- _WORKING DATA_:
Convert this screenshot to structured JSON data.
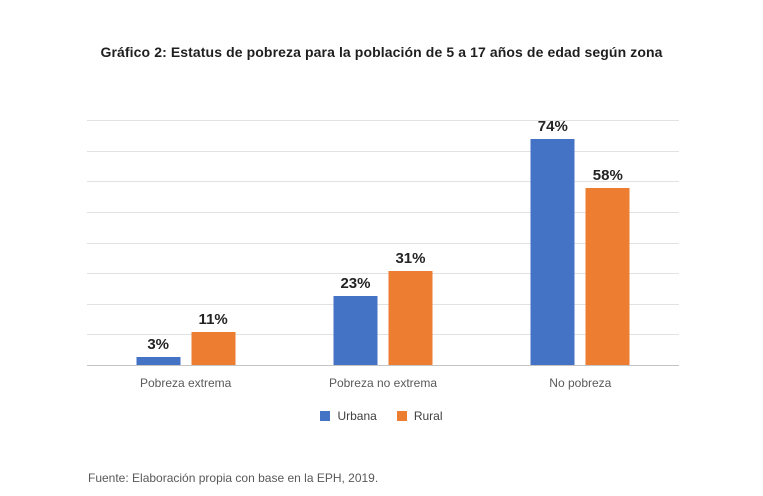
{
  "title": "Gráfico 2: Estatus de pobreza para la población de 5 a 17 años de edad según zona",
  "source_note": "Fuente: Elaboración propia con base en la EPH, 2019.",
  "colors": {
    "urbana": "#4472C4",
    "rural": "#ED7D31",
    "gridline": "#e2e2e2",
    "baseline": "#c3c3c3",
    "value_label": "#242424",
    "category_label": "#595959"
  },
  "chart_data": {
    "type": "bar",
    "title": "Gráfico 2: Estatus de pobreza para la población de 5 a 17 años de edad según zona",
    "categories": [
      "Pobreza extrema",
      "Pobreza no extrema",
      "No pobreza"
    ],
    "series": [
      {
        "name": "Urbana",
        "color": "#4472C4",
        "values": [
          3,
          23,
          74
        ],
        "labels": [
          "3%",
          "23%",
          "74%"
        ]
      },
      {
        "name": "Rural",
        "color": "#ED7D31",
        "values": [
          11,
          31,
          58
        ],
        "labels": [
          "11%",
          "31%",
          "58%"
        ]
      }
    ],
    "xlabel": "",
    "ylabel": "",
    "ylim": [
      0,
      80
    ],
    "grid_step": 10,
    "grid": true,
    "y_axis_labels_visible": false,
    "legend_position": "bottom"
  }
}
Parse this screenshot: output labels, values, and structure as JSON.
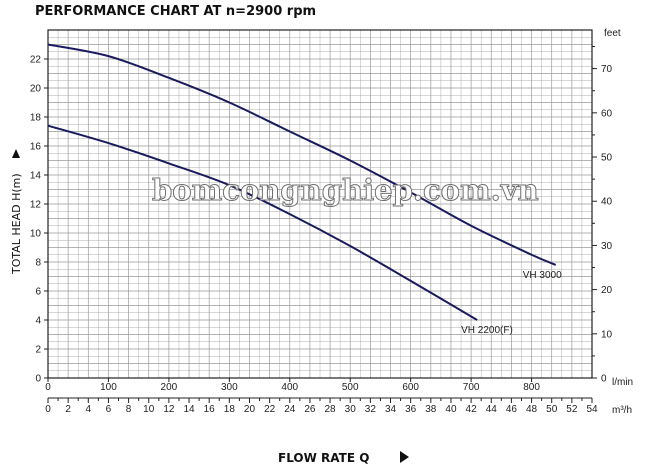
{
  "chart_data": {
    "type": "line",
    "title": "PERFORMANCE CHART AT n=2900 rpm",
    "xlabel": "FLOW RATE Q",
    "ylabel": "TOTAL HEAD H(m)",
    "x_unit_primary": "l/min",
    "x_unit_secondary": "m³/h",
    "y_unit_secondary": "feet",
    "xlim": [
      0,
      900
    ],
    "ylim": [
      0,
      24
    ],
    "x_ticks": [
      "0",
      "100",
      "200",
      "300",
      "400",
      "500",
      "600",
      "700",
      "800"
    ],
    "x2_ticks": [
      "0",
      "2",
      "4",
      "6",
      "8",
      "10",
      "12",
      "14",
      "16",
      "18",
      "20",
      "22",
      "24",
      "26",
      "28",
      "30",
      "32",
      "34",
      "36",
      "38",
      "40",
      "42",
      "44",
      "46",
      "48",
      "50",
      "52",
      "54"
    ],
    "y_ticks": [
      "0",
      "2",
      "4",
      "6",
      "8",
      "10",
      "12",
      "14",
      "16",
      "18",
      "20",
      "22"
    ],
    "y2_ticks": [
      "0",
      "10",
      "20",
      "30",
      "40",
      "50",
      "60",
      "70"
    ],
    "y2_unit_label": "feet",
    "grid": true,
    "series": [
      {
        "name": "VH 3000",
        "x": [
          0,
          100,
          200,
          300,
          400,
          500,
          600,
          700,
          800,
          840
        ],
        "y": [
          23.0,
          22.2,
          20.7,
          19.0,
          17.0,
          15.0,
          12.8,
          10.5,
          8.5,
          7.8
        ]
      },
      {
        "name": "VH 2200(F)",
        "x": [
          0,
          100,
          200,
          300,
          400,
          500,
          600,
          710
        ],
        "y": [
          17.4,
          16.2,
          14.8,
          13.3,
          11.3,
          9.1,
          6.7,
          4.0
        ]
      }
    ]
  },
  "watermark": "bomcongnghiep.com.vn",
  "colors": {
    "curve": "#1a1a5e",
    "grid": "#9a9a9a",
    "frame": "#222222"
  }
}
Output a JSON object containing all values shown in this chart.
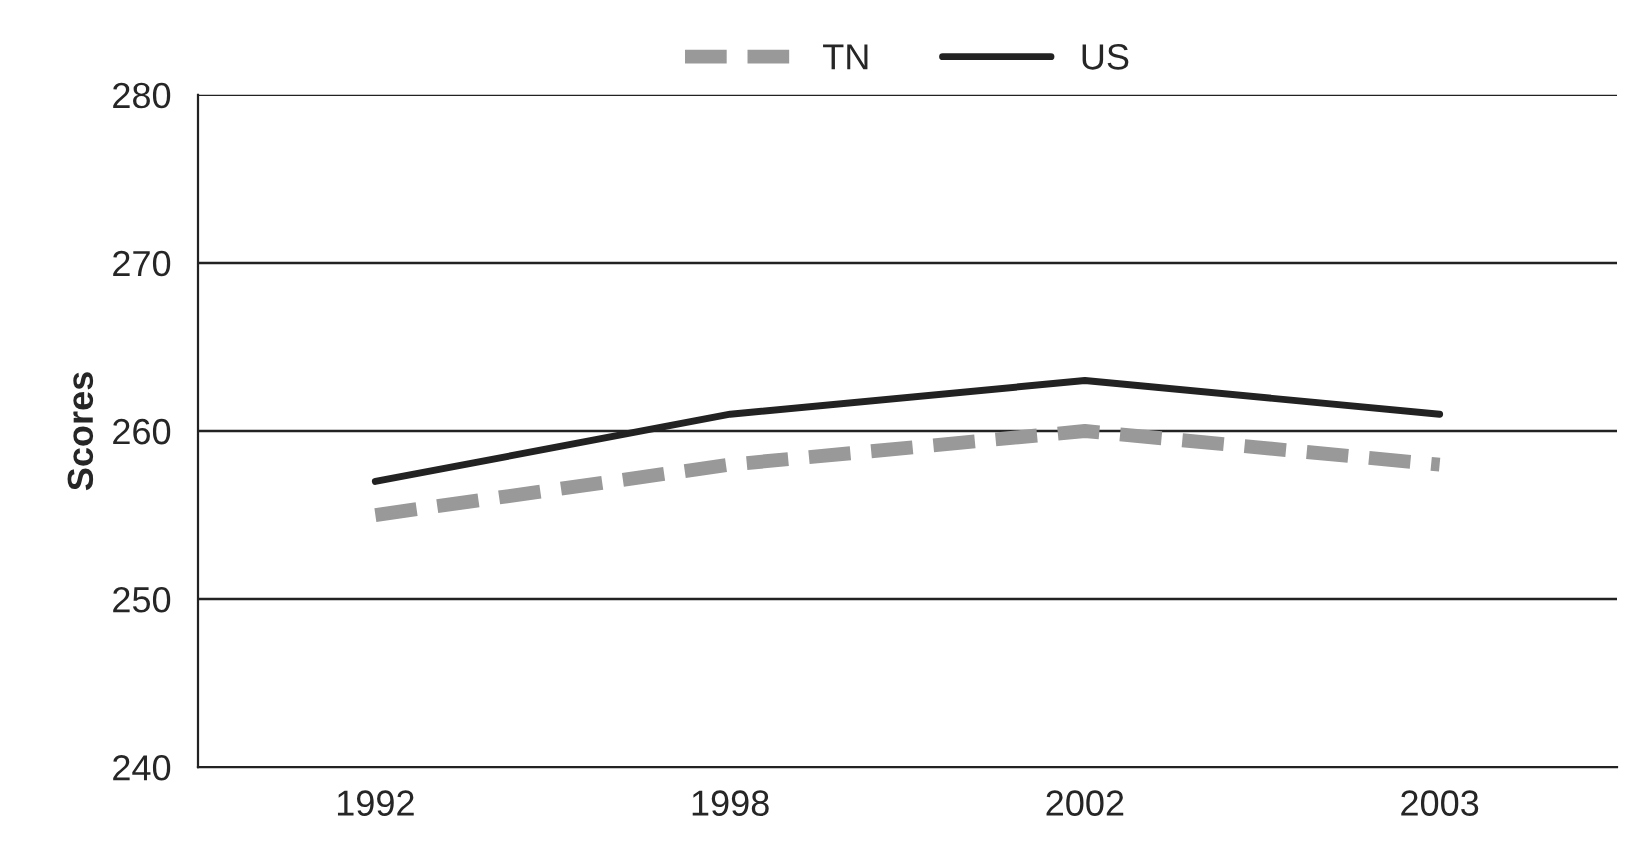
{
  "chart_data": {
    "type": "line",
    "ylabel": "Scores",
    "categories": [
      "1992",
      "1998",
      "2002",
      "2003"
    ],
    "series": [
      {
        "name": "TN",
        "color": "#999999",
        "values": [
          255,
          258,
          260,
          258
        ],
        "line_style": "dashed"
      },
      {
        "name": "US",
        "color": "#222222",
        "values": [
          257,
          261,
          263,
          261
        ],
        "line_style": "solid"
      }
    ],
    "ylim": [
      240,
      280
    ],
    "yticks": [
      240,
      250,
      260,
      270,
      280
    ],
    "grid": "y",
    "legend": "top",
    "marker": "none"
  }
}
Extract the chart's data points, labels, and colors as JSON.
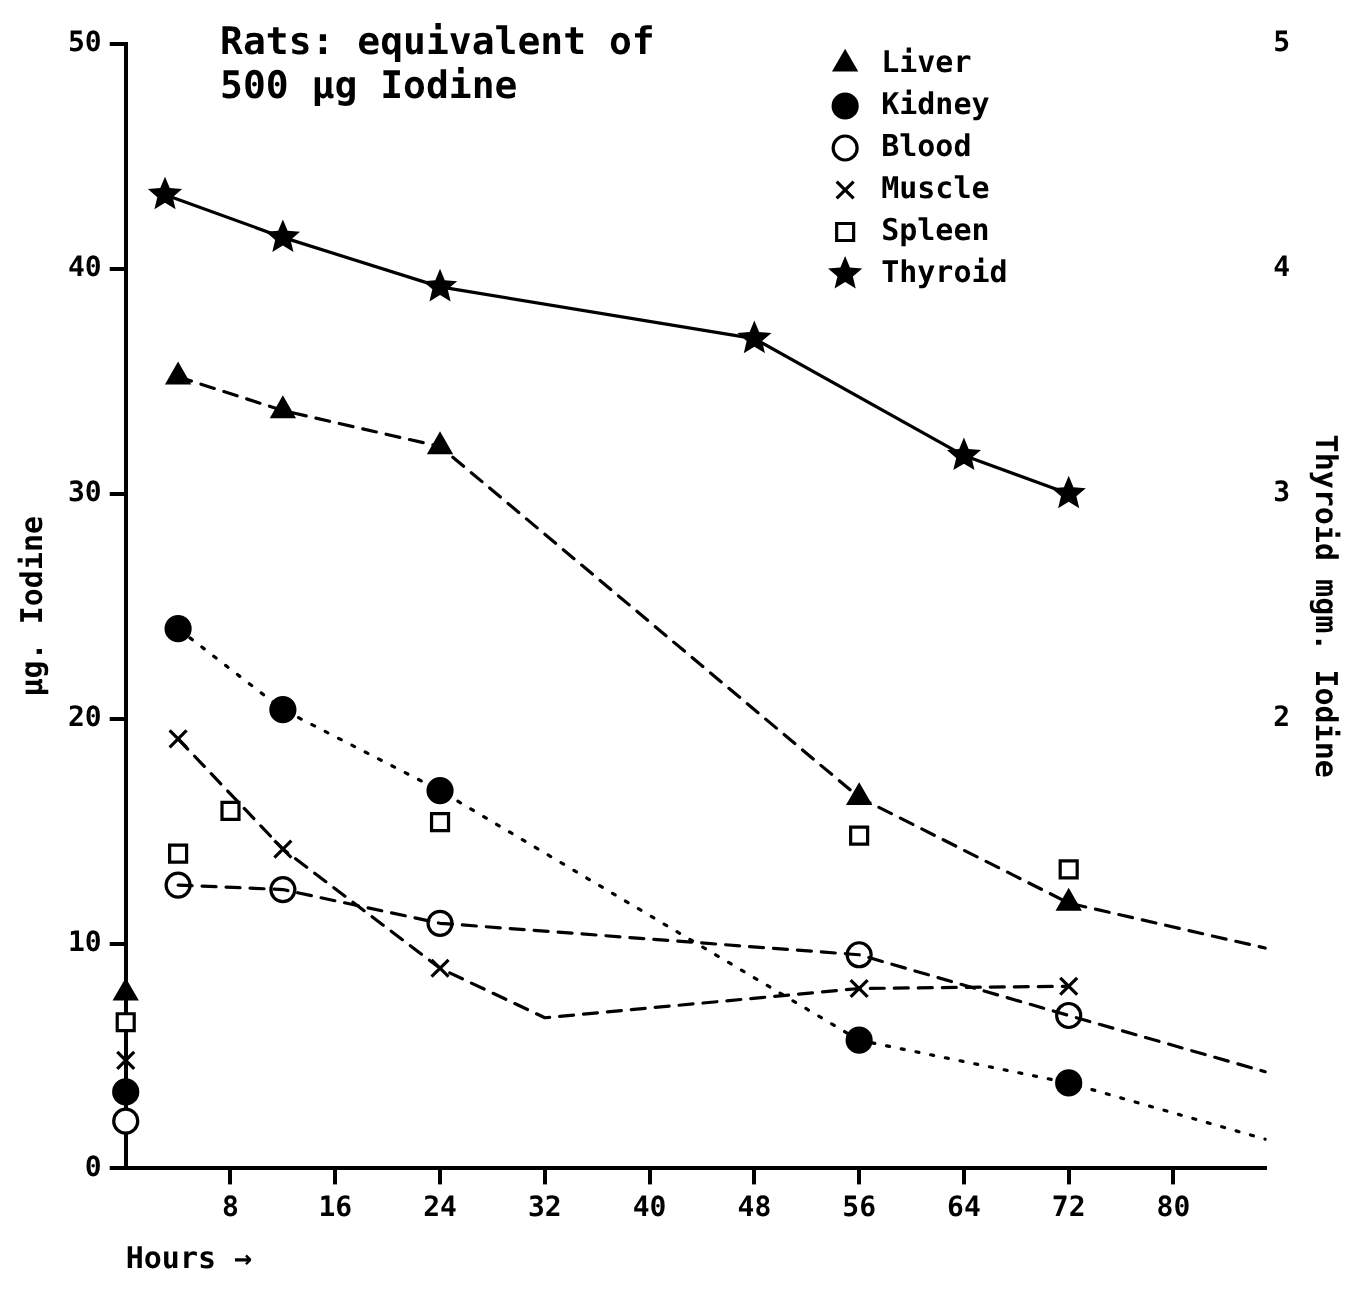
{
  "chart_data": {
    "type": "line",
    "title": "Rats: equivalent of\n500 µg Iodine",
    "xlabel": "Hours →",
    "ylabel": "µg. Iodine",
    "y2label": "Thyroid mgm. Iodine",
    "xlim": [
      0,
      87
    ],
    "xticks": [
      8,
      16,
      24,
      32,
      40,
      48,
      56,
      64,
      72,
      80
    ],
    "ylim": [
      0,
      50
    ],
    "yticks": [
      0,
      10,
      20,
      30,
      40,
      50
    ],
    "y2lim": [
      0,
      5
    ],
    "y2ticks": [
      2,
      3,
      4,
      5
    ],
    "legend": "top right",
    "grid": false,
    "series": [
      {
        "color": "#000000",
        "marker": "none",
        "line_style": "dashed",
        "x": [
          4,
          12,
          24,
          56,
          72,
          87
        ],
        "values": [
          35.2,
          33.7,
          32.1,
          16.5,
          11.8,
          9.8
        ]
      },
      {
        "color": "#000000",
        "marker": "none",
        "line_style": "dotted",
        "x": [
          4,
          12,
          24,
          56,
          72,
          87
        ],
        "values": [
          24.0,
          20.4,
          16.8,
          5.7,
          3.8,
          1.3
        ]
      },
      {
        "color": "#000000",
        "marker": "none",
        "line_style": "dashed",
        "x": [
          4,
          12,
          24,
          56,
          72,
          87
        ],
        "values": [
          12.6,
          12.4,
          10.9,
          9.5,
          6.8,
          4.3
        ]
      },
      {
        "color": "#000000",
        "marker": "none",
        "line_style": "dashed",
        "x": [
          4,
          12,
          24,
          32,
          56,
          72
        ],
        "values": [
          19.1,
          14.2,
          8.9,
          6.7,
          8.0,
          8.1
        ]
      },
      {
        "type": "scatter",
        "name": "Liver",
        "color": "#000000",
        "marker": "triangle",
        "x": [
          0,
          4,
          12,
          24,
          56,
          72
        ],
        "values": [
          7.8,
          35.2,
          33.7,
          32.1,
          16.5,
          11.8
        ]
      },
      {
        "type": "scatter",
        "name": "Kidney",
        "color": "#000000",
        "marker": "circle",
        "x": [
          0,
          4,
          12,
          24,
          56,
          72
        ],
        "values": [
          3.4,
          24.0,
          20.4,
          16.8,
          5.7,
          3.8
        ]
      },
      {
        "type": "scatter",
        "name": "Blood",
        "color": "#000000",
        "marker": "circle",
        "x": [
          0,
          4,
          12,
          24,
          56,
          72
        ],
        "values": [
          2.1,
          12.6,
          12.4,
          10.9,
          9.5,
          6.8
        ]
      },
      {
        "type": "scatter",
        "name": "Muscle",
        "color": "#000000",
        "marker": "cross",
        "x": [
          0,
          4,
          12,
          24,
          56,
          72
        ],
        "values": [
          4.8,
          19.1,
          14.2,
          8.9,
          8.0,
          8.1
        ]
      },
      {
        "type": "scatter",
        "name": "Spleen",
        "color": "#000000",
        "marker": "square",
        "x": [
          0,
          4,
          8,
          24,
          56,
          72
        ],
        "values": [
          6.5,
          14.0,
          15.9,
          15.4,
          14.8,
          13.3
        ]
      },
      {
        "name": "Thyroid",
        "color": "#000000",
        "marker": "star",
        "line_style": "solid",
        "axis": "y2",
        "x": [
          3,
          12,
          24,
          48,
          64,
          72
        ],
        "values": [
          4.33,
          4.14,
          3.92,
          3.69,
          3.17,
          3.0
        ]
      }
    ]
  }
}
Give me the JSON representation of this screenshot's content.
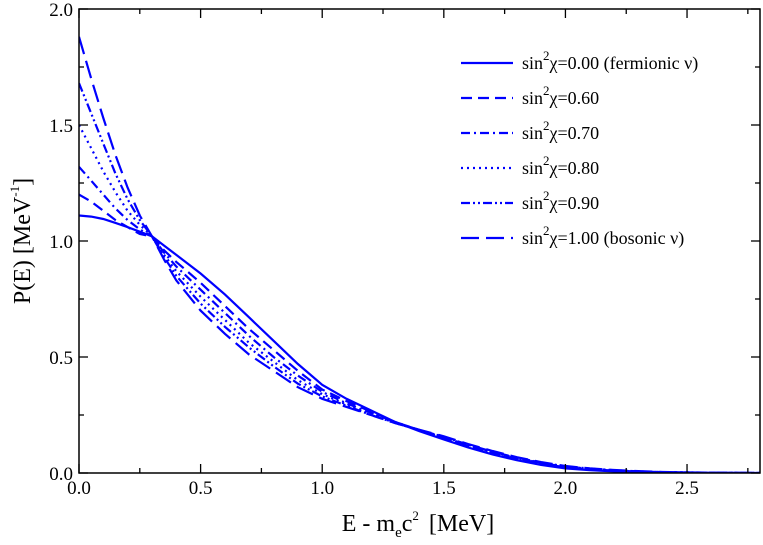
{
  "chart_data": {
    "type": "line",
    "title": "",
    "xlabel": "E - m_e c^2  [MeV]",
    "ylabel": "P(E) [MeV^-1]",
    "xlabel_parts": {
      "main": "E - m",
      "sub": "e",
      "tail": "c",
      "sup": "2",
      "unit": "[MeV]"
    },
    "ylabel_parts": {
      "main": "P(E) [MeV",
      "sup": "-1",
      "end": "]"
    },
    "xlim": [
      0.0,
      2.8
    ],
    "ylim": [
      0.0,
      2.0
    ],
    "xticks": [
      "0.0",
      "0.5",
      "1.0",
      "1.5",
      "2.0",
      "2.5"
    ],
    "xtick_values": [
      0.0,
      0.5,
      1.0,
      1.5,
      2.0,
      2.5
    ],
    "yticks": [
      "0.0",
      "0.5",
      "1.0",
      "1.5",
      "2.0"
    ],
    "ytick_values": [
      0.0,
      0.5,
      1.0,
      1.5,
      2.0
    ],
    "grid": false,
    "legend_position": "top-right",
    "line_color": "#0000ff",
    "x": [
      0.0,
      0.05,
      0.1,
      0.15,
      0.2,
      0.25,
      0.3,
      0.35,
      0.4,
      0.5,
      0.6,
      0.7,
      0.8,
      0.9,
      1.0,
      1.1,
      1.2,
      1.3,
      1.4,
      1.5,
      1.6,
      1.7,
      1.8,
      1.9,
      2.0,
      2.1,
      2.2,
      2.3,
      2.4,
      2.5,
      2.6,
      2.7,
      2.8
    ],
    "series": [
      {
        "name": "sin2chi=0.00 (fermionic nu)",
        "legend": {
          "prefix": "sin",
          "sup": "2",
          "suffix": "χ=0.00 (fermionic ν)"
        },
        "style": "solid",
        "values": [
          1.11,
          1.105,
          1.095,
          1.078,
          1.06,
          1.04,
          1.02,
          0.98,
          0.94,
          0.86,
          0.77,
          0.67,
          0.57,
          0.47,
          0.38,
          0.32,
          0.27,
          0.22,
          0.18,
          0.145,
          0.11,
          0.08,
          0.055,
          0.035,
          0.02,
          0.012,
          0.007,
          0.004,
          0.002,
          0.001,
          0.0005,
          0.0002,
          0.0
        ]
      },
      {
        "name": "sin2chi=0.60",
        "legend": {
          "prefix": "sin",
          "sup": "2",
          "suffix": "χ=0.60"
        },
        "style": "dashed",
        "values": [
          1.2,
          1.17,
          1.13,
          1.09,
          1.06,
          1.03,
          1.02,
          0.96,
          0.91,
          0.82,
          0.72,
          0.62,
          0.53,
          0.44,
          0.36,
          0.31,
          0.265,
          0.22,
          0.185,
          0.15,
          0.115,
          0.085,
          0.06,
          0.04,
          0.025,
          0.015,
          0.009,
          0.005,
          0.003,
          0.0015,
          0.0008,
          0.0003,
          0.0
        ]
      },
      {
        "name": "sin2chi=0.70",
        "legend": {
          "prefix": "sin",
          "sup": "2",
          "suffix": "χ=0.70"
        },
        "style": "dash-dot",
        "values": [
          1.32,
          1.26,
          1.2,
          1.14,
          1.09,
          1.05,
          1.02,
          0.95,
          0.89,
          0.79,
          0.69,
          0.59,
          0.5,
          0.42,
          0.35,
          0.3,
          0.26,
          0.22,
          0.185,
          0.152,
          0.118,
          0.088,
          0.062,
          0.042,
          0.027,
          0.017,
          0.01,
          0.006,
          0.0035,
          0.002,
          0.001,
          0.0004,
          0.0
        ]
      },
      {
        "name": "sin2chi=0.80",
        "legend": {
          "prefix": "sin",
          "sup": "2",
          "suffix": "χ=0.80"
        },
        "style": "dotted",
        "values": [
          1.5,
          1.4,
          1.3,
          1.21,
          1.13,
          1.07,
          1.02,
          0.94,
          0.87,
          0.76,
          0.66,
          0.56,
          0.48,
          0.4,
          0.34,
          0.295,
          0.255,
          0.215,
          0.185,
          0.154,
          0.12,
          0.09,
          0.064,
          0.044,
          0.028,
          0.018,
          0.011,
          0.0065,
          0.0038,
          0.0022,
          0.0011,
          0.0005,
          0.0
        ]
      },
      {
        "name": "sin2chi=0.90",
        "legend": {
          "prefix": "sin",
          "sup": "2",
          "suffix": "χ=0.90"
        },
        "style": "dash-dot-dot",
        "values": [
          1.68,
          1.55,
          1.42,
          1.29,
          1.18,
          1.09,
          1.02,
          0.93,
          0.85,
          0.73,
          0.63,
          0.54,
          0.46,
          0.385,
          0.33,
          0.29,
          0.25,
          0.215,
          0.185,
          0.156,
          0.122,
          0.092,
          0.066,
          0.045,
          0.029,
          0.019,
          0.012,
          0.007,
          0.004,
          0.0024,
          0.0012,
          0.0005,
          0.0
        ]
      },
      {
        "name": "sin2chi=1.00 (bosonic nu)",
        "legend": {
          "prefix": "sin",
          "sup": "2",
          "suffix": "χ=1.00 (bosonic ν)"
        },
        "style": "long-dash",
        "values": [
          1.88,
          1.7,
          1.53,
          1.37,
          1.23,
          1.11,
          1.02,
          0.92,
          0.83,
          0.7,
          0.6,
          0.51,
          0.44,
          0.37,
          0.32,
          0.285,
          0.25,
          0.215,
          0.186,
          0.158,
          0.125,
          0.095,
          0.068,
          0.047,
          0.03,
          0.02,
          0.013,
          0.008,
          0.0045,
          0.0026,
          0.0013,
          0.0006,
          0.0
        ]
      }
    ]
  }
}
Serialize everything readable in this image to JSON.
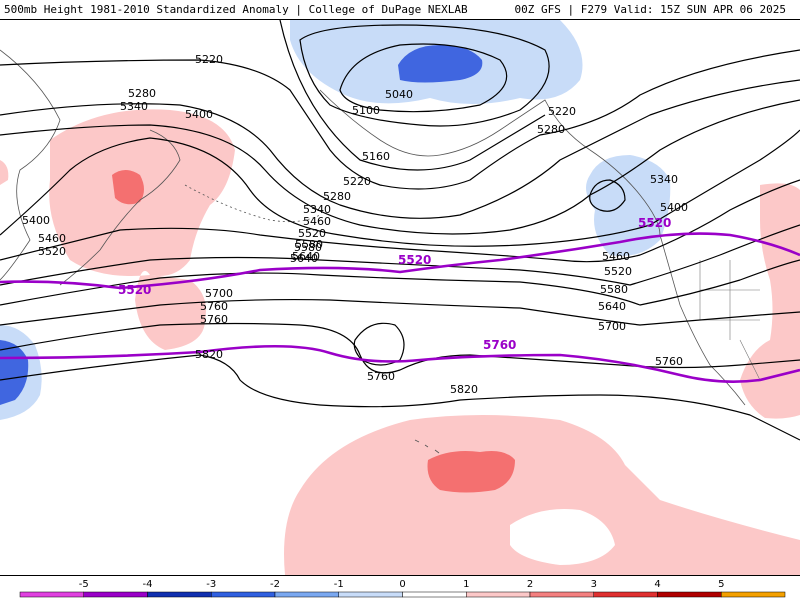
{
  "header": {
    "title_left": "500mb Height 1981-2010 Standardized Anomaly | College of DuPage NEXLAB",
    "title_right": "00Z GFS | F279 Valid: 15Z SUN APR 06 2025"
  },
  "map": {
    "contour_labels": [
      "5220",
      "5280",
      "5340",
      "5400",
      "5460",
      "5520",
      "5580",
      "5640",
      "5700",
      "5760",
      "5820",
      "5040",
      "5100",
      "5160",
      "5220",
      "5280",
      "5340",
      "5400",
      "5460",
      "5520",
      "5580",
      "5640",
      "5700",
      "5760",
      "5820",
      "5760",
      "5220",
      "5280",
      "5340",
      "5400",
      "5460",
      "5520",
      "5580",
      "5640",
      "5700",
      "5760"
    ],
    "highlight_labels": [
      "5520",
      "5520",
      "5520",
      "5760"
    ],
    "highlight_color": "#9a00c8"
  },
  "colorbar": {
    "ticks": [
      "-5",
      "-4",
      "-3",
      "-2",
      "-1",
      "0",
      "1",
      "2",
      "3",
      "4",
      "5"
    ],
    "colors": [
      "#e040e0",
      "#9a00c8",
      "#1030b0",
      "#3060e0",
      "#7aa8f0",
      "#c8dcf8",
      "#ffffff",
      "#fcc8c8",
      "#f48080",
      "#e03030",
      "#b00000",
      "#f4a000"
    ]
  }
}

- _INSTRUCTIONS TO FOLLOW_: Copy every line of the material in which the word "feet" occurs.

- _EXERCISE RESPONSE_:
    "y_unit_secondary": "feet",
    "y2_unit_label": "feet",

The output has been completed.